▸ INSTRUCTION 1: Summarize the divorce cost excerpt in two sentences.
▸ INSTRUCTION 2: Reproduce the part of the divorce cost excerpt from "Total Cost: $290,700 –" up to and including "education and work.", swapping "San Francisco" for "Boston".

▸ SUPPLIED TEXT:
--- start ---
Mrs. Engineer files for divorce, and takes all of Mr. Engineer’s $50,000 in savings. They decide to sell the property for $1 million because neither of them can afford to live in such luxury. The proceeds net them only $930,000 after commissions and transfer taxes. After paying off the $750,000 remaining mortgage, they are left with $180,000 which they divide equally even though he ponied up 100% of the downpayment. Both realize things could have been much worse if they had to sell years earlier in 2008-2009.

Total Cost: $290,700 – $90,000 + $115,000 for the divorce = -$315,700

The Price Of Love Chart.


Lest you think such a scenario is entirely implausible, rest assured  it is because I just described a friend’s scenario over the past four years. In 2013, the median ages for first marriages for men and women were 29 and 26.6 years old respectively, according to the US Census Bureau. In big cities like San Francisco and New York, the ages are higher due to education and work.
--- end ---
▸ DATASET RECORDS:
--- start ---
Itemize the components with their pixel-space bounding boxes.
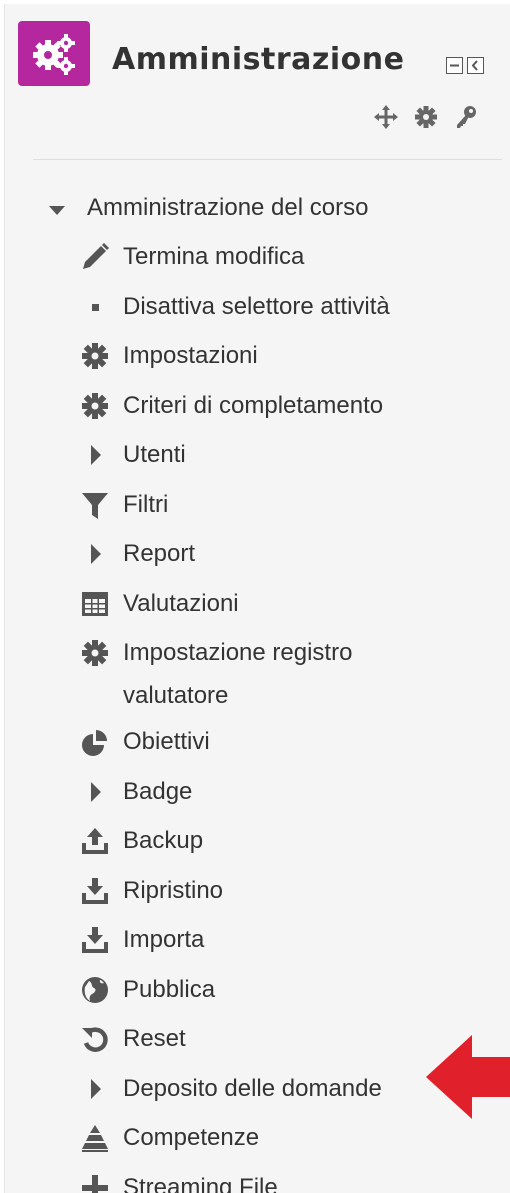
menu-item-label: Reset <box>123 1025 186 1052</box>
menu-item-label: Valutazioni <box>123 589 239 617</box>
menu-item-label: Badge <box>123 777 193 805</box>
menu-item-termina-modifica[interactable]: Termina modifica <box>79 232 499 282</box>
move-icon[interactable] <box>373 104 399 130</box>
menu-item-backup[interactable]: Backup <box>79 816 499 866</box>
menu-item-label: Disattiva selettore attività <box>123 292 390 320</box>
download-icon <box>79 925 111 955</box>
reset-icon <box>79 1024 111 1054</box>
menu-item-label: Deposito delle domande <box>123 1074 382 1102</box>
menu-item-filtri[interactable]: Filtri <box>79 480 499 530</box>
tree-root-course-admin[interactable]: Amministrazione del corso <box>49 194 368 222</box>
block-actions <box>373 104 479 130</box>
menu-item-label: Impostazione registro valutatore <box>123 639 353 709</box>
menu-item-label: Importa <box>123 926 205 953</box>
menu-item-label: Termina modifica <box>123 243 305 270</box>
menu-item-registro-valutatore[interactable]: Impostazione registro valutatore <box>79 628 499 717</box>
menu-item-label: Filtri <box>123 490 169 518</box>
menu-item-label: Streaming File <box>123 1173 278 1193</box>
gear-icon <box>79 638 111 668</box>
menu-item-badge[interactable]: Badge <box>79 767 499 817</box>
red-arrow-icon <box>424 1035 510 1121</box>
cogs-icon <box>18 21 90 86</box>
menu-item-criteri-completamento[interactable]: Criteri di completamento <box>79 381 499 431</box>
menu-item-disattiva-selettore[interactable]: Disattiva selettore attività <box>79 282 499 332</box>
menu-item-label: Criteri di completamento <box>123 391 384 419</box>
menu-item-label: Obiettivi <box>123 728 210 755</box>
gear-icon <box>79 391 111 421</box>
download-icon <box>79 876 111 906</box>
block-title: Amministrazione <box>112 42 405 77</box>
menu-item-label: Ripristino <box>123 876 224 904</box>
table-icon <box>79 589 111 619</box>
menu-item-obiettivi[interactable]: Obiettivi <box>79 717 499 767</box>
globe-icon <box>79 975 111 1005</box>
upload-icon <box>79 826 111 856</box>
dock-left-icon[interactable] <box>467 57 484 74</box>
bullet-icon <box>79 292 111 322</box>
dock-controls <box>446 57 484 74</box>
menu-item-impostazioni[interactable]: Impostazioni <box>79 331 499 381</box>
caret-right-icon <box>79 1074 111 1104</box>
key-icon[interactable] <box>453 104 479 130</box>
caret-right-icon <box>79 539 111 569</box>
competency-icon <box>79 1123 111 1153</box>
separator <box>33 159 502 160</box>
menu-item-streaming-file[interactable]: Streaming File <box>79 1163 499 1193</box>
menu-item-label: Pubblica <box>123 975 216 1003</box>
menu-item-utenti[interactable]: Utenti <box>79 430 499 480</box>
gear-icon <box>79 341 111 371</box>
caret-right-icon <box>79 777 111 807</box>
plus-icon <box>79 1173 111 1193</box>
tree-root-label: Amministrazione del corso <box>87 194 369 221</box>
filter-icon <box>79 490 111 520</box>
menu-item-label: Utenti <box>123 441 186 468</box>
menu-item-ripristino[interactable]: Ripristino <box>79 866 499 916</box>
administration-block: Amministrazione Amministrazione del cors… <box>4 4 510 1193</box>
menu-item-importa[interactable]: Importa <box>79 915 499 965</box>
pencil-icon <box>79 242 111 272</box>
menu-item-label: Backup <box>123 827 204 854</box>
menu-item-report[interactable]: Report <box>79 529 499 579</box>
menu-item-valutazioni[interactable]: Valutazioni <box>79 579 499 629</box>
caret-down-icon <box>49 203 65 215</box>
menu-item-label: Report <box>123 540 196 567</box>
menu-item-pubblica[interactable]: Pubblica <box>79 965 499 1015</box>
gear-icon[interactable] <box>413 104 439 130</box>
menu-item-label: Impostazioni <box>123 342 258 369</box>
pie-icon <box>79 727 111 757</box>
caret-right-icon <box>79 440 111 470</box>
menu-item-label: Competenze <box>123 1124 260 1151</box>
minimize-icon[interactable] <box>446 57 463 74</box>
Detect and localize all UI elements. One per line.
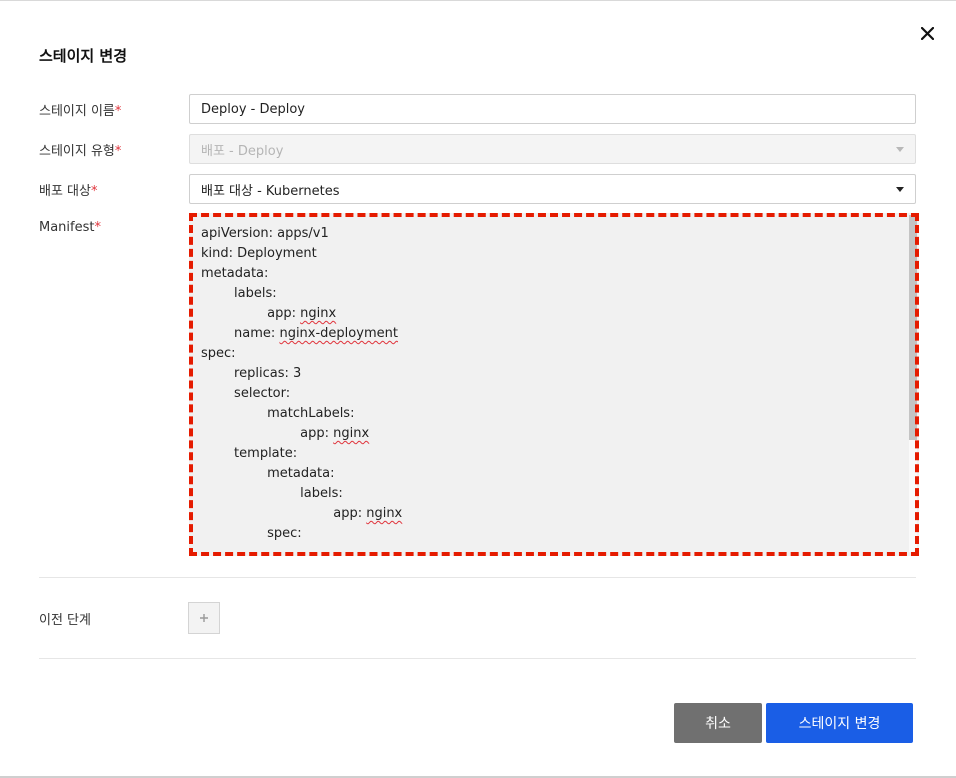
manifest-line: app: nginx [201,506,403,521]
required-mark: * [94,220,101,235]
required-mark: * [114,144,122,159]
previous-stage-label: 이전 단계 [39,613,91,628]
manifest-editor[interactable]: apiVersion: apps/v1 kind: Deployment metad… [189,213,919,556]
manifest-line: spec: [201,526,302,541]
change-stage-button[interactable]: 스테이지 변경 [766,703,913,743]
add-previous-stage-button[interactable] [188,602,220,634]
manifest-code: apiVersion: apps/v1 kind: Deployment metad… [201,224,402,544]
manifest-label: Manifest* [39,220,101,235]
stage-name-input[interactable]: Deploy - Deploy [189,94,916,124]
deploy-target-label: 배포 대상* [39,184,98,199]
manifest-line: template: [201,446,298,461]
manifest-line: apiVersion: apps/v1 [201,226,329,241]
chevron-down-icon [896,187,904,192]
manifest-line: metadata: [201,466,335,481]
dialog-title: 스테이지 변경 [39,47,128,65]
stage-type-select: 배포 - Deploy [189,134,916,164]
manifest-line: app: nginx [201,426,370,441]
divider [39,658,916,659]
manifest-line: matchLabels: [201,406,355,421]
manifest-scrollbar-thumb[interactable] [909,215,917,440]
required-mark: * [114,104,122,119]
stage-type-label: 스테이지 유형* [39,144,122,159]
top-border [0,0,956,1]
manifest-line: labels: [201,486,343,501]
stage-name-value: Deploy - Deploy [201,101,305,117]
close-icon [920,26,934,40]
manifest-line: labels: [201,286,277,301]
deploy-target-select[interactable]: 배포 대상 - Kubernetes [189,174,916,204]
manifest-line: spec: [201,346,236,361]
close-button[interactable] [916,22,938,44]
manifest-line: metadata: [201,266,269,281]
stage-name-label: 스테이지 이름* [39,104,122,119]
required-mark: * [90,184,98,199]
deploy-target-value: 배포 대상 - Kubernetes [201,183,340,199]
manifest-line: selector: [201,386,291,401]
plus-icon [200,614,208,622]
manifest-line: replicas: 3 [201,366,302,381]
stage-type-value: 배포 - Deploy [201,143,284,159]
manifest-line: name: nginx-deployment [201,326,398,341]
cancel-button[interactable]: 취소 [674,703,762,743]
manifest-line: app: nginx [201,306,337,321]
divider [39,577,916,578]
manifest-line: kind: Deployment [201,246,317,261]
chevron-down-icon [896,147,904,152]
--- end ---
▸ EXPECTED ANSWER 1: After Mrs. Engineer files for divorce, the couple sell their property for $1 million, net $930,000 after commissions and transfer taxes, and split the $180,000 left after paying off the $750,000 mortgage equally even though he put up the entire downpayment. The text then cites US Census Bureau figures giving 2013 median ages at first marriage of 29 for men and 26.6 for women, with higher ages in big cities like San Francisco and New York due to education and work.

▸ EXPECTED ANSWER 2:
Total Cost: $290,700 – $90,000 + $115,000 for the divorce = -$315,700

The Price Of Love Chart.


Lest you think such a scenario is entirely implausible, rest assured  it is because I just described a friend’s scenario over the past four years. In 2013, the median ages for first marriages for men and women were 29 and 26.6 years old respectively, according to the US Census Bureau. In big cities like Boston and New York, the ages are higher due to education and work.